Directions for this task:
Track down every line below that holds "force" and copy it.

===== Dataset extract =====

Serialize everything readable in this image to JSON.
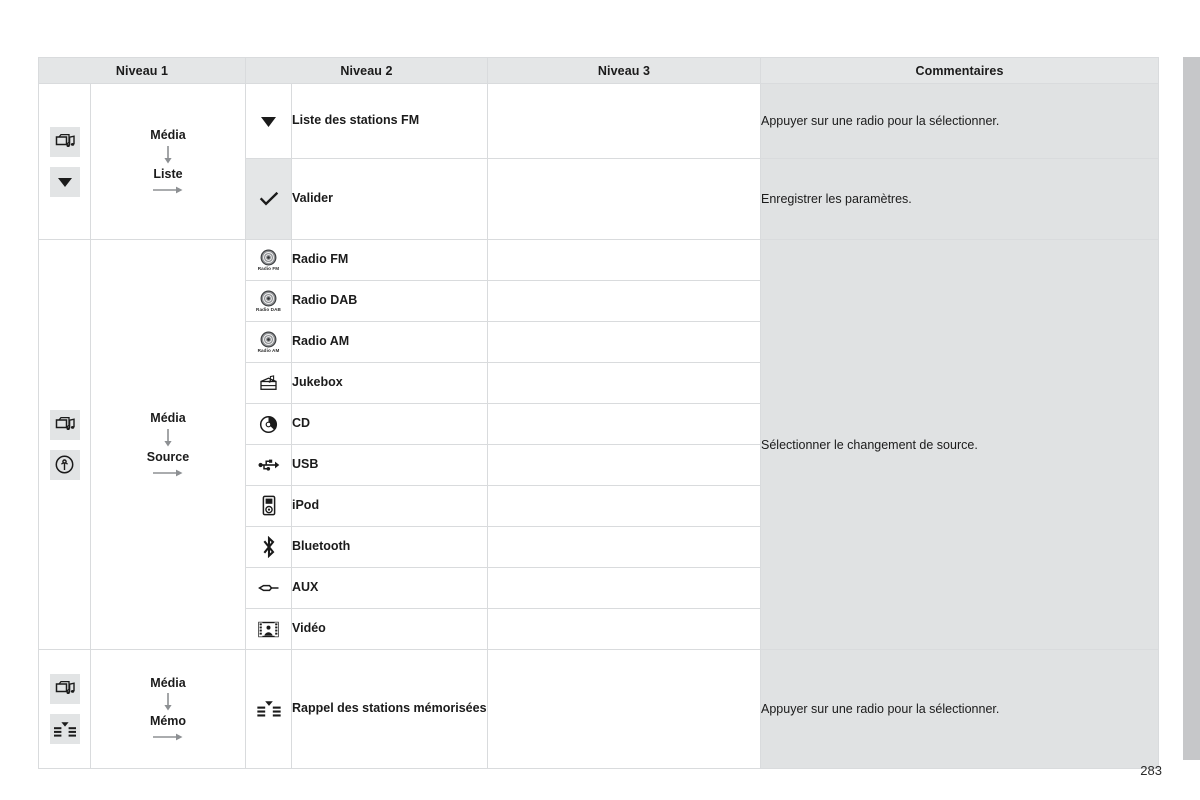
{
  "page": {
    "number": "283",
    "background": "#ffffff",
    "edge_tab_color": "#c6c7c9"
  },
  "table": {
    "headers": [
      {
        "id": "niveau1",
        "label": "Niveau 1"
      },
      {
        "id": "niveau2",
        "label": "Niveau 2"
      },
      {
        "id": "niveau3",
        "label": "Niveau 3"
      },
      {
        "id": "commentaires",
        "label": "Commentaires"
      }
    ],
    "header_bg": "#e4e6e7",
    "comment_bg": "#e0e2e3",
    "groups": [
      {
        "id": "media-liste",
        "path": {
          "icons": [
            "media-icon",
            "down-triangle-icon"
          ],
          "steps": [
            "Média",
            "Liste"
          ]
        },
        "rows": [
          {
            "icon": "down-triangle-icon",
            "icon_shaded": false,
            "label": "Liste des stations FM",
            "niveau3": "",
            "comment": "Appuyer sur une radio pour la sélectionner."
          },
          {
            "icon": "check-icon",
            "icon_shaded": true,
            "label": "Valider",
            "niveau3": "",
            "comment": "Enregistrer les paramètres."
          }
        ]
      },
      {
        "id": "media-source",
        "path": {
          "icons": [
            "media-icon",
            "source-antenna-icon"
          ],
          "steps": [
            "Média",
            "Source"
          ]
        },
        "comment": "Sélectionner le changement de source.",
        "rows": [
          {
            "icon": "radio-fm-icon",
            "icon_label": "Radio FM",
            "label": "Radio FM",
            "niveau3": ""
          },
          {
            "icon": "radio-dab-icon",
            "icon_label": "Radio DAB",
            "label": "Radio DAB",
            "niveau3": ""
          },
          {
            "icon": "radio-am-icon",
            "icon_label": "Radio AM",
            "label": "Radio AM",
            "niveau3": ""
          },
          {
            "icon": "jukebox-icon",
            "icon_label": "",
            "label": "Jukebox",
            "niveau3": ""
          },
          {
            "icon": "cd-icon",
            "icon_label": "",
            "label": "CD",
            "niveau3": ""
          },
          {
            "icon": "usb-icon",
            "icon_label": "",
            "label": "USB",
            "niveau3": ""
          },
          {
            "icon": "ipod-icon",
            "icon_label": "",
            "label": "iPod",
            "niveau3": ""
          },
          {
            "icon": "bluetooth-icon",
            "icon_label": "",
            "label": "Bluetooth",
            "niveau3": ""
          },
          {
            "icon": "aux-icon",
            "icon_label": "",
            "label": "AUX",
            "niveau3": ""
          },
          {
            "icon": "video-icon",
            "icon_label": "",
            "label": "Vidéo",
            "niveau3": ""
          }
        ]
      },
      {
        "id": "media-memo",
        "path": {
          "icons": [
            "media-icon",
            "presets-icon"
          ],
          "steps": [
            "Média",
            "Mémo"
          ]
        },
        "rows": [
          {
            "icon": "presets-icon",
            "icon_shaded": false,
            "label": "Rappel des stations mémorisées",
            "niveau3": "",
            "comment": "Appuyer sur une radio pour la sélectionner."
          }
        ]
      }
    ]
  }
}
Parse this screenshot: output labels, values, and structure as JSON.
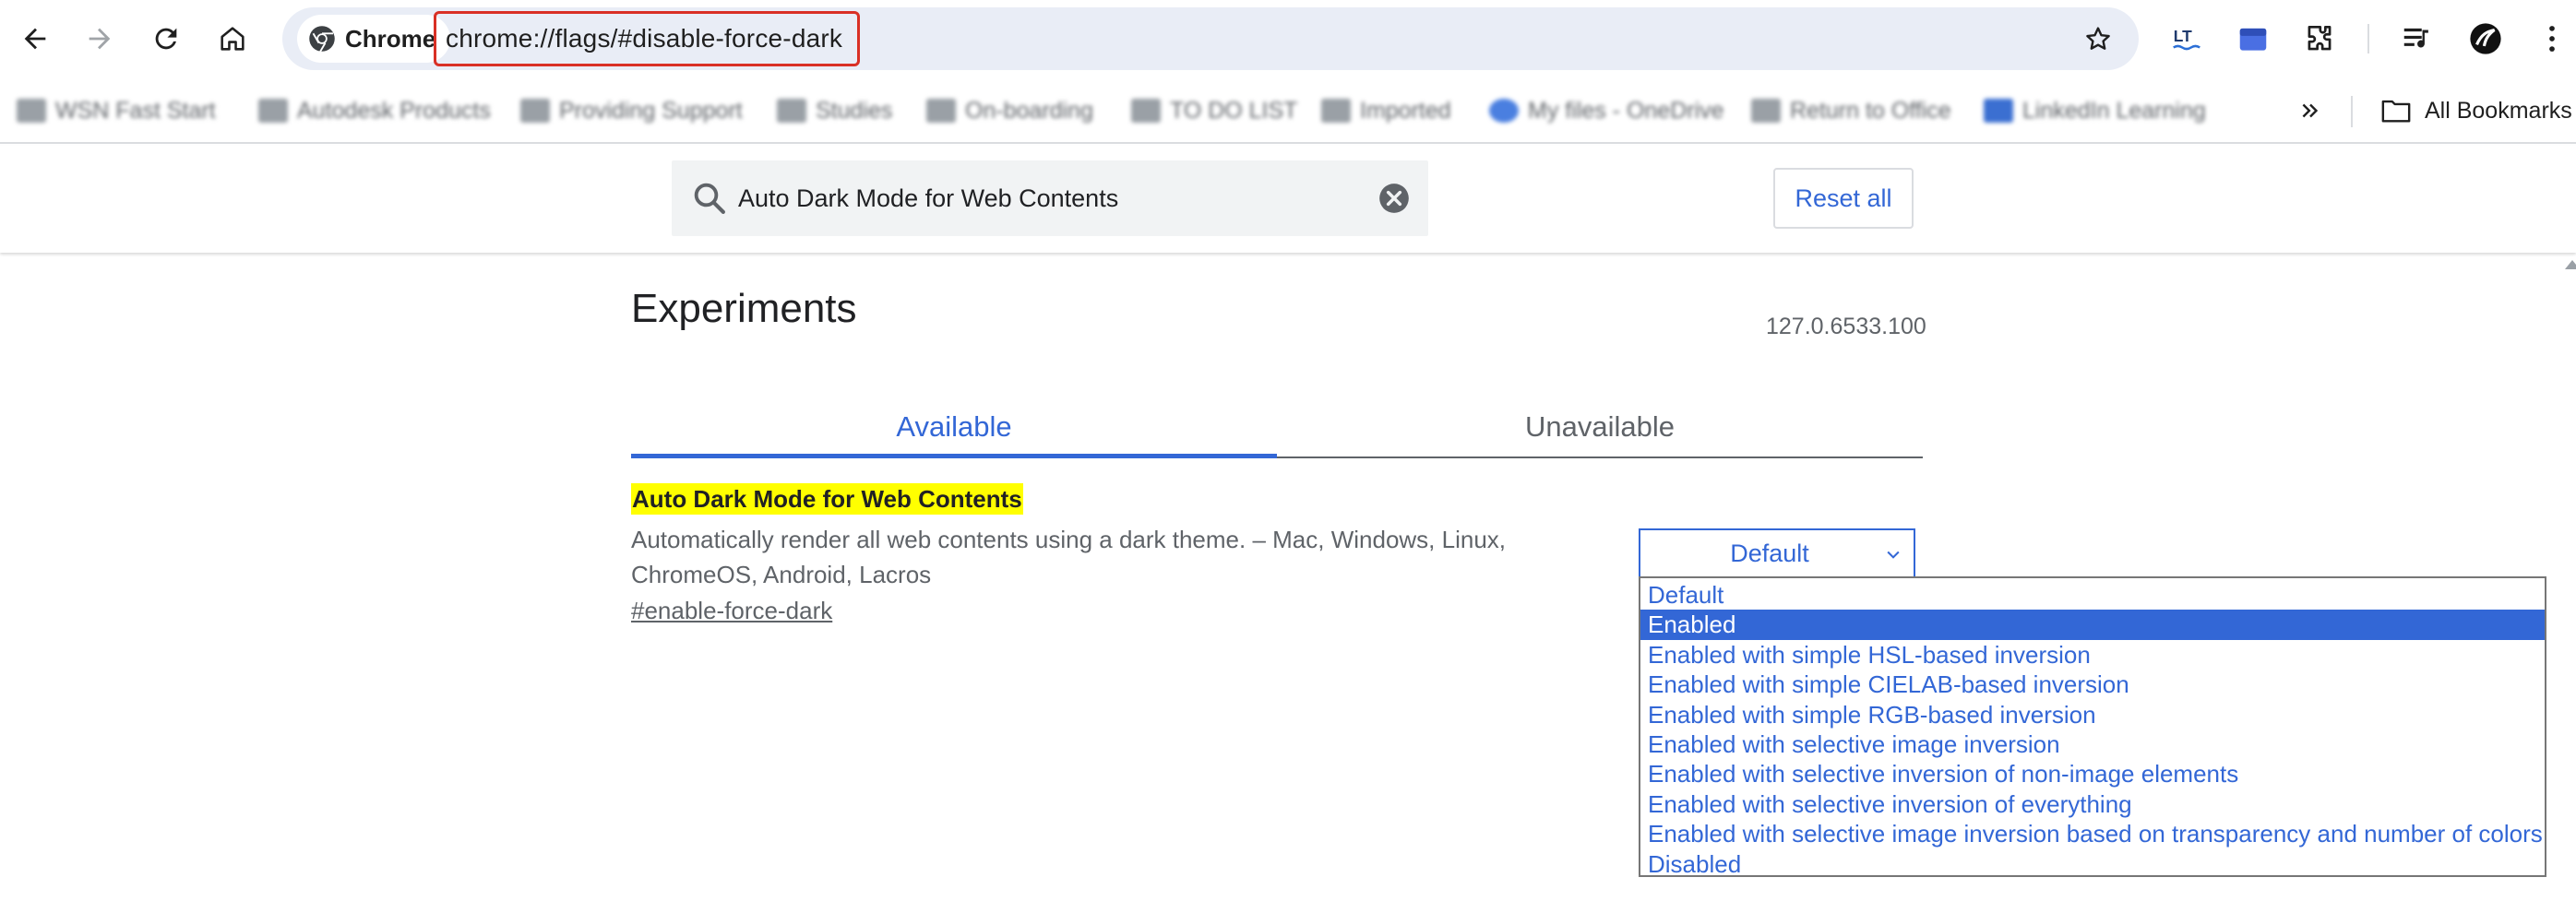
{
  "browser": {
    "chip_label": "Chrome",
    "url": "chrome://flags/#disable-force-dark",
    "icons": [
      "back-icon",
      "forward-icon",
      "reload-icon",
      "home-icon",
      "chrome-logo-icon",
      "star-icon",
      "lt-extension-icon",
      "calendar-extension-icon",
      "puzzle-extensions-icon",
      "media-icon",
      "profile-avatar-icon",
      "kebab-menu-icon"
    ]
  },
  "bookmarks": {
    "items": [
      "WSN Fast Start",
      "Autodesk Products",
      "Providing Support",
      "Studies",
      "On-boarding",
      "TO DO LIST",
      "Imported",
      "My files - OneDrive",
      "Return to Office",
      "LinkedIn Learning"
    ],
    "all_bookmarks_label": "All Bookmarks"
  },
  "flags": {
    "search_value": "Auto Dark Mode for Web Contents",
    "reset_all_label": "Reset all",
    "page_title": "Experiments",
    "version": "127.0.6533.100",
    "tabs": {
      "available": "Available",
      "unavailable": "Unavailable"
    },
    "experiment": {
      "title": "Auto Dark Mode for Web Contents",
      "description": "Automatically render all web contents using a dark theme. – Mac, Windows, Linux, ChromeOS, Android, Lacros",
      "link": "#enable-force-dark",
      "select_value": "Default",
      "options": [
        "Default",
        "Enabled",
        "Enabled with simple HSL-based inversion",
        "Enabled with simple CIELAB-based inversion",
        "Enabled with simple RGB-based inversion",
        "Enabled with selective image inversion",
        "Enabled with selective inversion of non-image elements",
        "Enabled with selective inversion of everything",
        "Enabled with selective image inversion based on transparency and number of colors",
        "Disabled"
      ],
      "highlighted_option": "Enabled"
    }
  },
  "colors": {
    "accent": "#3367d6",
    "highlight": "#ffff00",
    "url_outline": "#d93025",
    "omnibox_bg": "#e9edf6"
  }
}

=====
===== Dataset extract =====

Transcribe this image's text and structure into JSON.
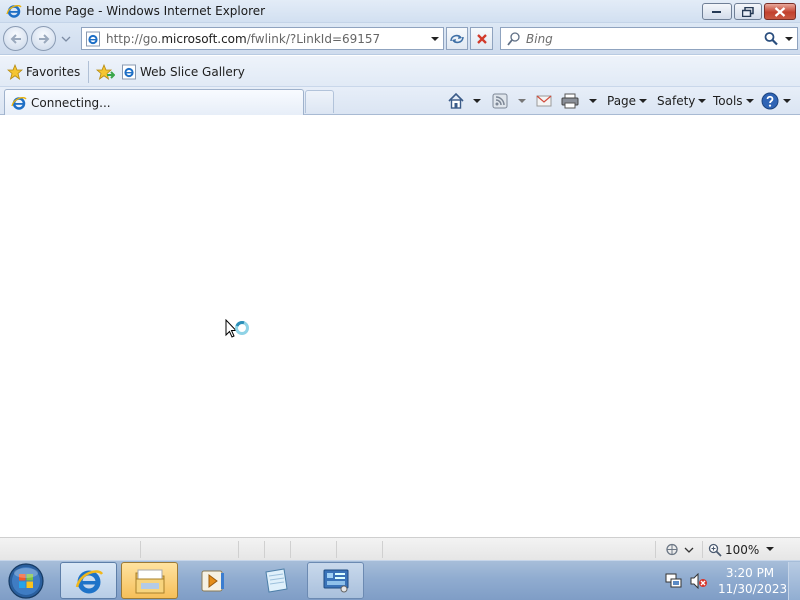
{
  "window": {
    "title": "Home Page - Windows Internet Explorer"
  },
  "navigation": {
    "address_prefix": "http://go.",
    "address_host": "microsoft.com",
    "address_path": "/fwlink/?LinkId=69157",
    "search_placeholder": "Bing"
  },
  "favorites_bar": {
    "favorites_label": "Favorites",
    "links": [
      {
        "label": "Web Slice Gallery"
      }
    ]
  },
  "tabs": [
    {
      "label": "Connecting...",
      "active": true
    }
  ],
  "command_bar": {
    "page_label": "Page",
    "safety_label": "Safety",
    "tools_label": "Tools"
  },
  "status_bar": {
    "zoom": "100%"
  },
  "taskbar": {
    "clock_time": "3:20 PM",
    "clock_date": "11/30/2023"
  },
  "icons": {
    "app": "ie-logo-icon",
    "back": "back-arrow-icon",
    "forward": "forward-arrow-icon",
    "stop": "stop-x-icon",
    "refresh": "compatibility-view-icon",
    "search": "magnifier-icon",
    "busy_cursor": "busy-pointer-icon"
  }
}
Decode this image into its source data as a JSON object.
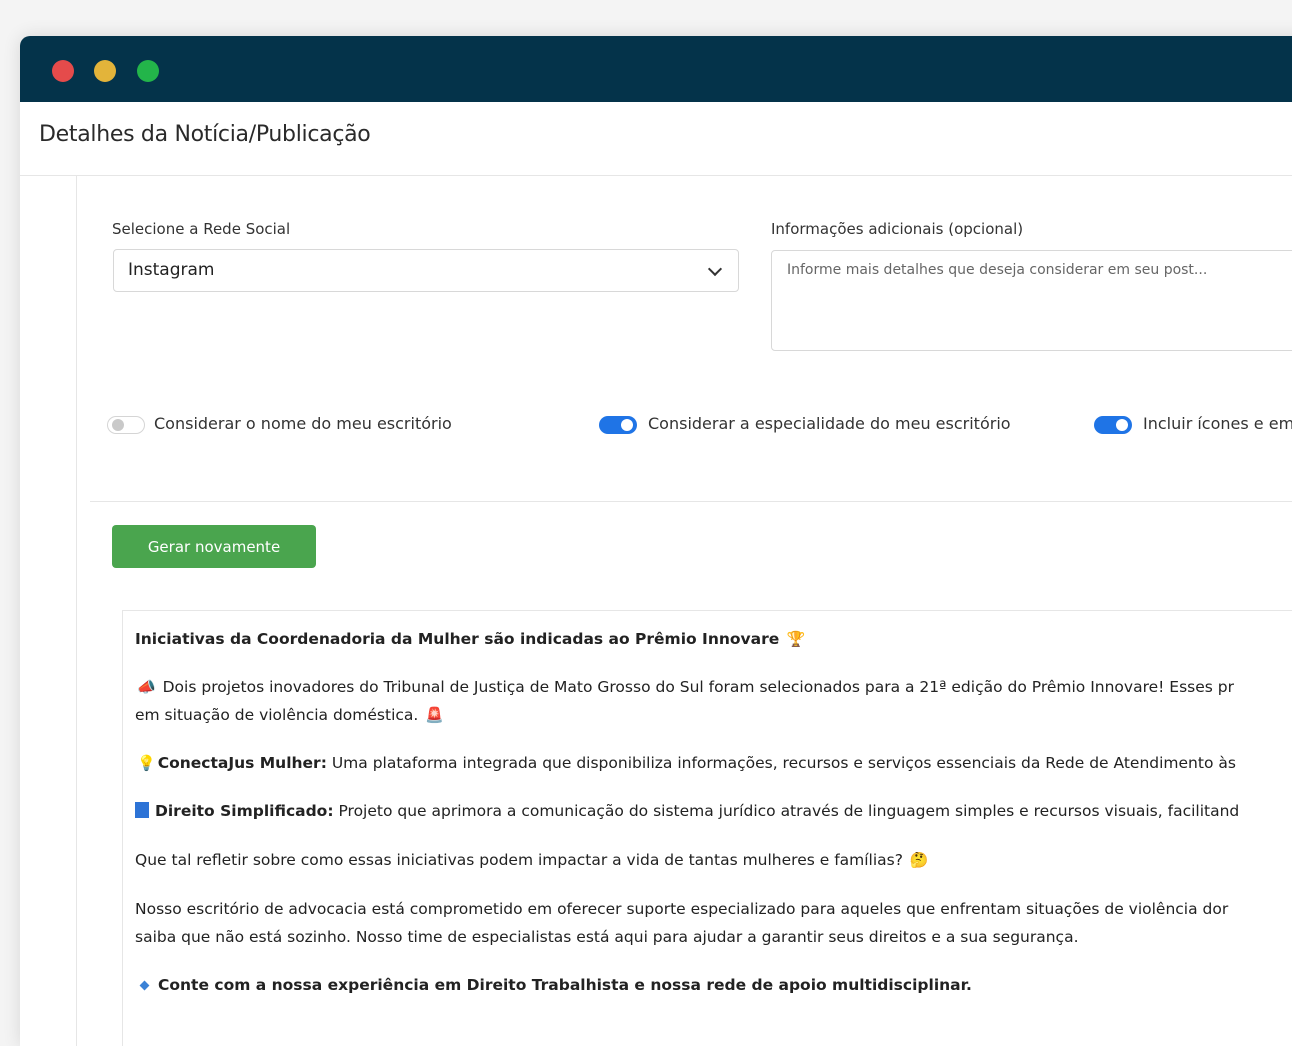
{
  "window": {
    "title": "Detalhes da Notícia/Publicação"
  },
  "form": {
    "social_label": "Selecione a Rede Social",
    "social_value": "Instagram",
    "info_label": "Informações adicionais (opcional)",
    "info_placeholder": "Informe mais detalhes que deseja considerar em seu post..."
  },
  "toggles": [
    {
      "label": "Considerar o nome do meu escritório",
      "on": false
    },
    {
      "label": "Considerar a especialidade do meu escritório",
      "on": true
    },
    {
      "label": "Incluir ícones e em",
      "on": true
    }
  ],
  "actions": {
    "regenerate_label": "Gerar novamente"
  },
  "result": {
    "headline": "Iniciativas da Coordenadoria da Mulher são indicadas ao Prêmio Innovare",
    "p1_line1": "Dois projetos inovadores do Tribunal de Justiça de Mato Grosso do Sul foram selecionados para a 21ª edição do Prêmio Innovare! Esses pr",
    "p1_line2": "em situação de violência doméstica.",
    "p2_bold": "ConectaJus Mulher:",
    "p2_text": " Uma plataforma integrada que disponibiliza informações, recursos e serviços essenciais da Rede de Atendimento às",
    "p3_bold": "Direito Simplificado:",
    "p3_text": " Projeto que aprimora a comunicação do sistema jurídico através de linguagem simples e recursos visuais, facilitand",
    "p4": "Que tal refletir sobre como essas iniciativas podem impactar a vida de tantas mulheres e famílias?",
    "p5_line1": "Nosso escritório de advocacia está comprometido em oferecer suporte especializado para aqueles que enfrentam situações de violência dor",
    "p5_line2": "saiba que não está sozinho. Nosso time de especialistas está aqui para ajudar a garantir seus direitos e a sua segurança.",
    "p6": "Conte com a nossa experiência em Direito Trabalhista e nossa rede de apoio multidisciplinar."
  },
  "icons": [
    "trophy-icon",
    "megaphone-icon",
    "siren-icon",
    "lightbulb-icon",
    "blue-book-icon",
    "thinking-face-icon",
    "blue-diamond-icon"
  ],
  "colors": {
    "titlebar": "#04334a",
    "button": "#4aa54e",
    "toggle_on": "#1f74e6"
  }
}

=====

Exercise response:
    "url": "chrome://flags/#disable-force-dark",
      "link": "#enable-force-dark",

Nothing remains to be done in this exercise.